_RECORDS FOR THE TASK:_
-.-.-

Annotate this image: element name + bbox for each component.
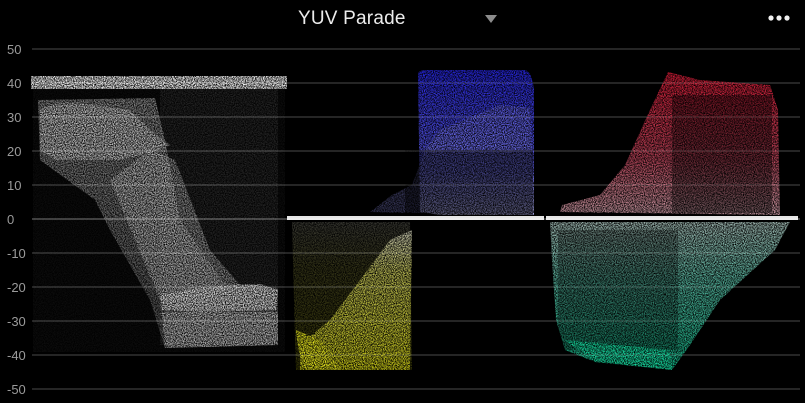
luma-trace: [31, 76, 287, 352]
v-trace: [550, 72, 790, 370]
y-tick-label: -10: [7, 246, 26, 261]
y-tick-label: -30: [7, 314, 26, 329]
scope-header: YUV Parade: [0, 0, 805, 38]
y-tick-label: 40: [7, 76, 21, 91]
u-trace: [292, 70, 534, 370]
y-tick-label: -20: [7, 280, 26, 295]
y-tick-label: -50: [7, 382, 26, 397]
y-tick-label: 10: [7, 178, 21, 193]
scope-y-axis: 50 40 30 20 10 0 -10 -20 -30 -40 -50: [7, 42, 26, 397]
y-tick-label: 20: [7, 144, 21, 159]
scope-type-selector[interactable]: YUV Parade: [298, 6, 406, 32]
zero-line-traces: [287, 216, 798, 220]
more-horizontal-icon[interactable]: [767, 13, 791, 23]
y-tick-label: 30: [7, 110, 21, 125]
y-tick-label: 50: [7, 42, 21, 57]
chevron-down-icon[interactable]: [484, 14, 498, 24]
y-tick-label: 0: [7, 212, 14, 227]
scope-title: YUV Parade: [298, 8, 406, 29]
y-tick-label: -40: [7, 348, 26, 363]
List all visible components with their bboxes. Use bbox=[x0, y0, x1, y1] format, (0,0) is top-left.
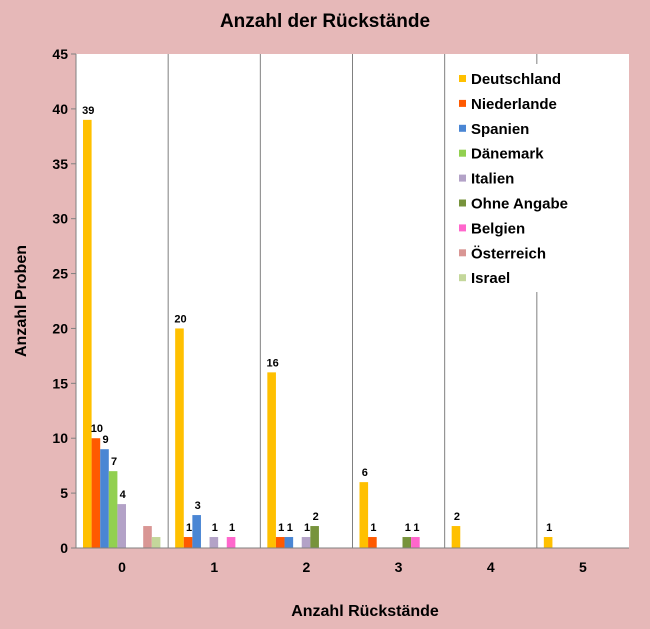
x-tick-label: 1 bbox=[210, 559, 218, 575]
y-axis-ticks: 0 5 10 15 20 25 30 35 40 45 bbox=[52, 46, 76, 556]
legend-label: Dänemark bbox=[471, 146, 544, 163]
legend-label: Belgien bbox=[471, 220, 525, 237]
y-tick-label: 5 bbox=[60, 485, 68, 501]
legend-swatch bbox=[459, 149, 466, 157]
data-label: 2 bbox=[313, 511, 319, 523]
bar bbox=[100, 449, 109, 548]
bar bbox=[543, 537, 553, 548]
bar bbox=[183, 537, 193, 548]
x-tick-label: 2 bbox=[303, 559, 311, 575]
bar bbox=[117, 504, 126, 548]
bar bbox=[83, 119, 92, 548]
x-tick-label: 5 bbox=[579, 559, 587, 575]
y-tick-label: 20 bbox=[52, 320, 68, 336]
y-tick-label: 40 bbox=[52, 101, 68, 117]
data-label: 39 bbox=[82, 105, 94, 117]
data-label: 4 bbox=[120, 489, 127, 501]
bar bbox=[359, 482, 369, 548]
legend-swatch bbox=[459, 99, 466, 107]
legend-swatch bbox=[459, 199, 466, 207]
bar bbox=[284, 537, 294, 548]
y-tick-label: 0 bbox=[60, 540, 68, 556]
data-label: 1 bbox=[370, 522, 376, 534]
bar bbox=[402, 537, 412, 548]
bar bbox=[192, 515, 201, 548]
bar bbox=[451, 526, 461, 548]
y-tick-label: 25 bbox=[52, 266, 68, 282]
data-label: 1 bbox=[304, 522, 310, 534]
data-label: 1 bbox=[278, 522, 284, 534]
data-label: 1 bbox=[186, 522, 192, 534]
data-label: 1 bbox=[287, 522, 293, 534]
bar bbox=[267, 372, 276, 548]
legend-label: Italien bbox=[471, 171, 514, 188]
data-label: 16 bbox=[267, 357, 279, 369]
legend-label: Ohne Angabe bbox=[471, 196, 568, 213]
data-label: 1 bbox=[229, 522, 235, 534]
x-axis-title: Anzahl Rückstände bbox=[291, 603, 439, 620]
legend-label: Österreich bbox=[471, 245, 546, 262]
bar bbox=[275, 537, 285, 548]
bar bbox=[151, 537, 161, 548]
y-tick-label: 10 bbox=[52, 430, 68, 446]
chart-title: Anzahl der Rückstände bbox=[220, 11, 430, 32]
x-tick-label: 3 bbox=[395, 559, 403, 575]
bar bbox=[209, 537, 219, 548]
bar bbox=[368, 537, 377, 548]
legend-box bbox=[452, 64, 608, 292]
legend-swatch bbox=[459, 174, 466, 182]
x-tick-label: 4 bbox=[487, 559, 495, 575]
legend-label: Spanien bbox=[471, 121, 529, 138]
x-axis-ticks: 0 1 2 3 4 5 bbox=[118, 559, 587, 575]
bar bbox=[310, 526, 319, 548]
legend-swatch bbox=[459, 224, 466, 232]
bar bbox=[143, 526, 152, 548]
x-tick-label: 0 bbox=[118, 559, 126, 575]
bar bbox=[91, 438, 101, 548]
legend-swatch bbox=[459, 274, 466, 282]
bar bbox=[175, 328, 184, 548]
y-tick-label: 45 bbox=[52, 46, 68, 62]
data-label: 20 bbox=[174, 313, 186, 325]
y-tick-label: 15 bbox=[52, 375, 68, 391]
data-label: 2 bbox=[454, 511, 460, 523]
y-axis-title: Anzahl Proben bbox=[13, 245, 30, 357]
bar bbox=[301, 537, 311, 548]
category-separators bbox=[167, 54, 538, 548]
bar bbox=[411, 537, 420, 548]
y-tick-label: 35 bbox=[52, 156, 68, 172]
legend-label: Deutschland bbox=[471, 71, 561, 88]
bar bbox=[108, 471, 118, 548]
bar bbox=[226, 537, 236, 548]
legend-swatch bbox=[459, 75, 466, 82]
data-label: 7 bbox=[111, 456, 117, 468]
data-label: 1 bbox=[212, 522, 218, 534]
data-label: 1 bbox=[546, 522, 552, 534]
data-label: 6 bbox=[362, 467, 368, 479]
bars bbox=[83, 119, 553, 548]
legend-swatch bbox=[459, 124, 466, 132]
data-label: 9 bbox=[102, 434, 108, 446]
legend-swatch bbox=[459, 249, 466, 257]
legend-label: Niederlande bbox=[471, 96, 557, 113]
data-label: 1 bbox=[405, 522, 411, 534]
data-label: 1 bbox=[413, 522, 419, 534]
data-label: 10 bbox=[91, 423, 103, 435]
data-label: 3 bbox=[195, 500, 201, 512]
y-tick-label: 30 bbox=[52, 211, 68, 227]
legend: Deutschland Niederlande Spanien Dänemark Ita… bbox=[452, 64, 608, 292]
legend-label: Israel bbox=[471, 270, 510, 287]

-.-.-

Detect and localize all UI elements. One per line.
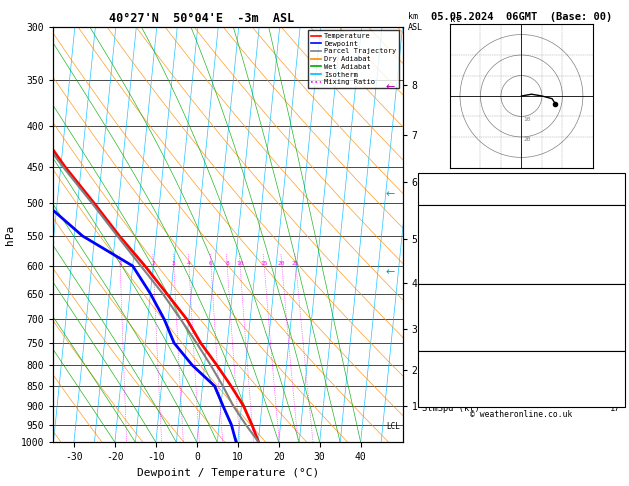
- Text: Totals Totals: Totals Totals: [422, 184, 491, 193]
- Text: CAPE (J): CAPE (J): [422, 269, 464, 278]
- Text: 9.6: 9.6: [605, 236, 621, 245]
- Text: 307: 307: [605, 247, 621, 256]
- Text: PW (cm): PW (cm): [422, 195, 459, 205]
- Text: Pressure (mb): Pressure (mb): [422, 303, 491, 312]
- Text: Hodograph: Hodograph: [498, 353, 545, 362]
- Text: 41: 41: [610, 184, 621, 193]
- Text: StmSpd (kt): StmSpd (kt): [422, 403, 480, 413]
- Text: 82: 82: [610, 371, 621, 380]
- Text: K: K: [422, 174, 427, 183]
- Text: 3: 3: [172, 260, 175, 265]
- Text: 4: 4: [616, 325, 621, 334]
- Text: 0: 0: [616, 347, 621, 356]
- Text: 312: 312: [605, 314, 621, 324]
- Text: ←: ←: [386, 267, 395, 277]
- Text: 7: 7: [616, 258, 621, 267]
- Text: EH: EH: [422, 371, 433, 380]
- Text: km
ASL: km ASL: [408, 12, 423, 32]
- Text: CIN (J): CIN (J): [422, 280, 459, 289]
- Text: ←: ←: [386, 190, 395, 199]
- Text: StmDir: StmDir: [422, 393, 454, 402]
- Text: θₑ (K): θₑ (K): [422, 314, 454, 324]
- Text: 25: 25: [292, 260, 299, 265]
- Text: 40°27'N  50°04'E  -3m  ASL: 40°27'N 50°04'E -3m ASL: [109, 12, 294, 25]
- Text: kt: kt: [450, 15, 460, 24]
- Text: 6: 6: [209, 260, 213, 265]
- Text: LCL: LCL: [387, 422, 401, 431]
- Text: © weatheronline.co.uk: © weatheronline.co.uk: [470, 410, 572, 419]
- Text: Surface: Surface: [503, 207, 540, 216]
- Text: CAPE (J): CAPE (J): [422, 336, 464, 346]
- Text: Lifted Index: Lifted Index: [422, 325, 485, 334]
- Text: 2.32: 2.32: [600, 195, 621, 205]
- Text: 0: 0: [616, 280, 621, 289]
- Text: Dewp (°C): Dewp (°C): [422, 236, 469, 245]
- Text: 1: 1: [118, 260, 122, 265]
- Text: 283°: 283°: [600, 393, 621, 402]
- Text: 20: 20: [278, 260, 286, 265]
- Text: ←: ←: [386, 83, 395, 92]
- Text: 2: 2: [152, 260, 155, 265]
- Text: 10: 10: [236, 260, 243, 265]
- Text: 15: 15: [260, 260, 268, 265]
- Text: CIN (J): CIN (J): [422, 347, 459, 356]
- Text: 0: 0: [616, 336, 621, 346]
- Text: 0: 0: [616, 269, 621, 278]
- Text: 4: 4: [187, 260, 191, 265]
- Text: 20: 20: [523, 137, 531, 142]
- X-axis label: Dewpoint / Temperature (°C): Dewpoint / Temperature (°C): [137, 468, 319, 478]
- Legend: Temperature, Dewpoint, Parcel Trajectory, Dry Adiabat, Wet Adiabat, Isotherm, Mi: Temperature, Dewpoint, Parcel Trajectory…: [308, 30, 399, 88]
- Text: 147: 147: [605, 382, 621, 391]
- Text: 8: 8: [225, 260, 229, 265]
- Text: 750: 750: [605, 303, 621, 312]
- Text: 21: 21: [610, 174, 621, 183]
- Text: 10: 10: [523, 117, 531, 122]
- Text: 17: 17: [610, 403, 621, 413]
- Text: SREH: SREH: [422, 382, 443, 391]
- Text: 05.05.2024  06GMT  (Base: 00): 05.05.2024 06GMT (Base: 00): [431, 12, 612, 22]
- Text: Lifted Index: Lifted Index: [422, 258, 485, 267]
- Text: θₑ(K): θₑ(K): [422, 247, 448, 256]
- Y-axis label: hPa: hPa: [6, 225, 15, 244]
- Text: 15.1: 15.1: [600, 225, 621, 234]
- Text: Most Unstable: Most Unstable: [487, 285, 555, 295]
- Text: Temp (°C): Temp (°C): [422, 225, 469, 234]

-.-.-

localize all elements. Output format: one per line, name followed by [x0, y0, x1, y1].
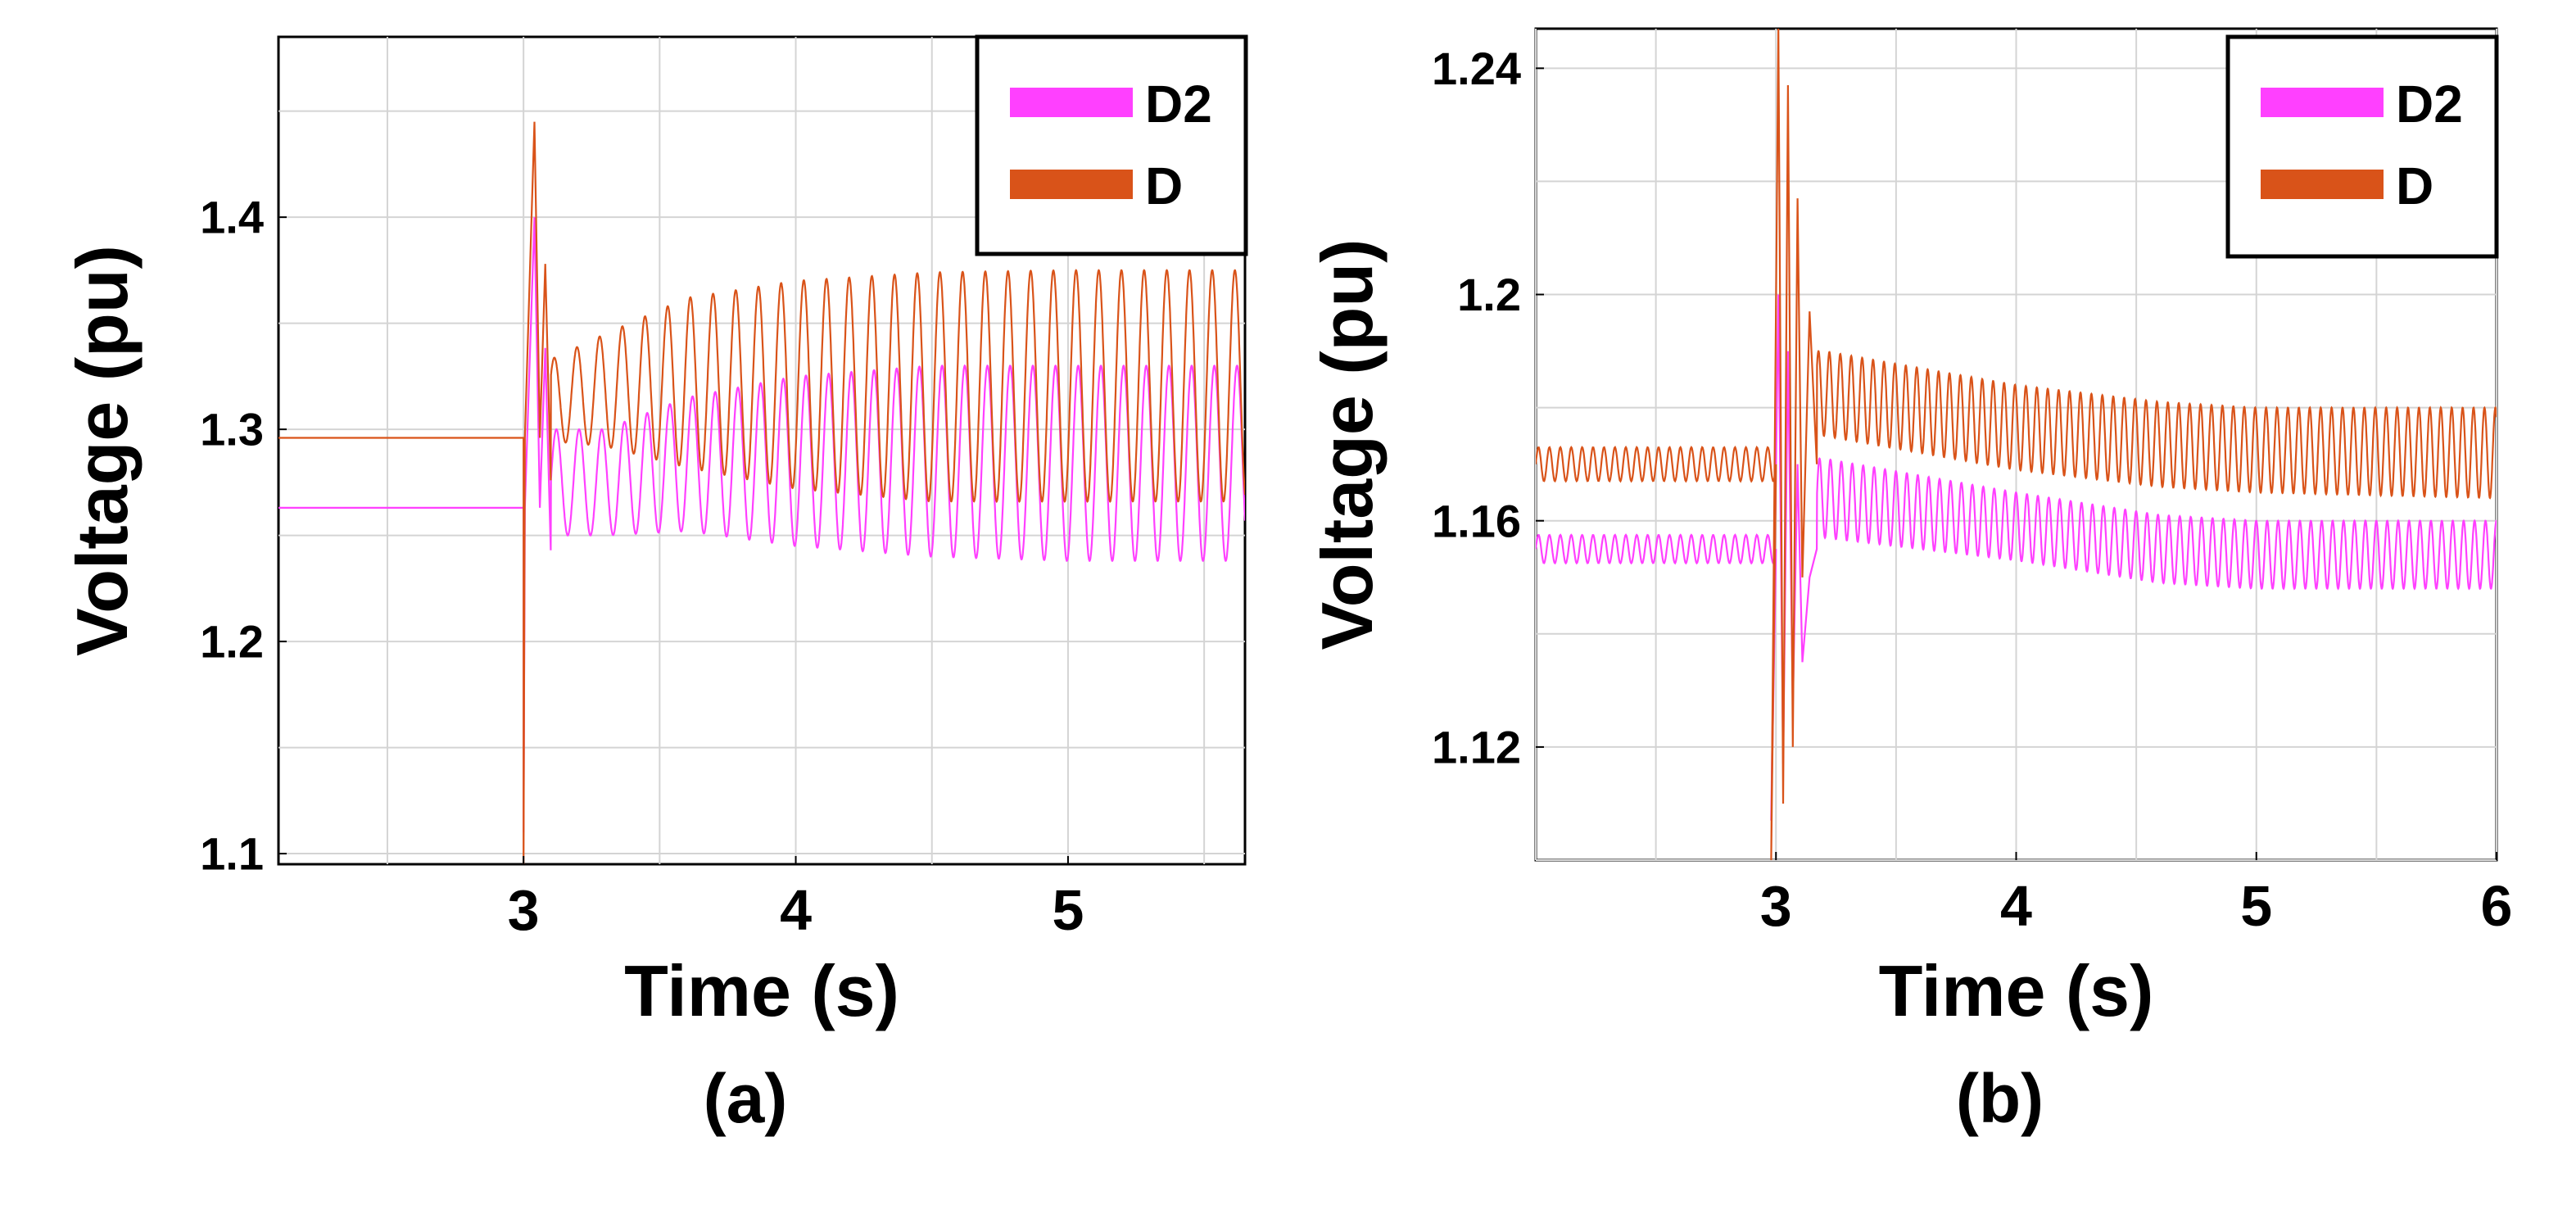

-.-.-

Please change "legend-label" to "legend-entry" in the listing lines from the line with "List all visible" to the line with "data-label: 2 bbox=[313, 511, 319, 523]", keeping everything else the same and leaving out the picture.

List all visible components with their bboxes. Use bbox=[x0, y0, x1, y1] format, (0,0) is top-left.
x-tick-label: 1 bbox=[210, 559, 218, 575]
y-axis-ticks: 0 5 10 15 20 25 30 35 40 45 bbox=[52, 46, 76, 556]
legend-entry: Dänemark bbox=[471, 146, 544, 163]
legend-entry: Belgien bbox=[471, 220, 525, 237]
y-tick-label: 5 bbox=[60, 485, 68, 501]
legend-swatch bbox=[459, 149, 466, 157]
data-label: 2 bbox=[313, 511, 319, 523]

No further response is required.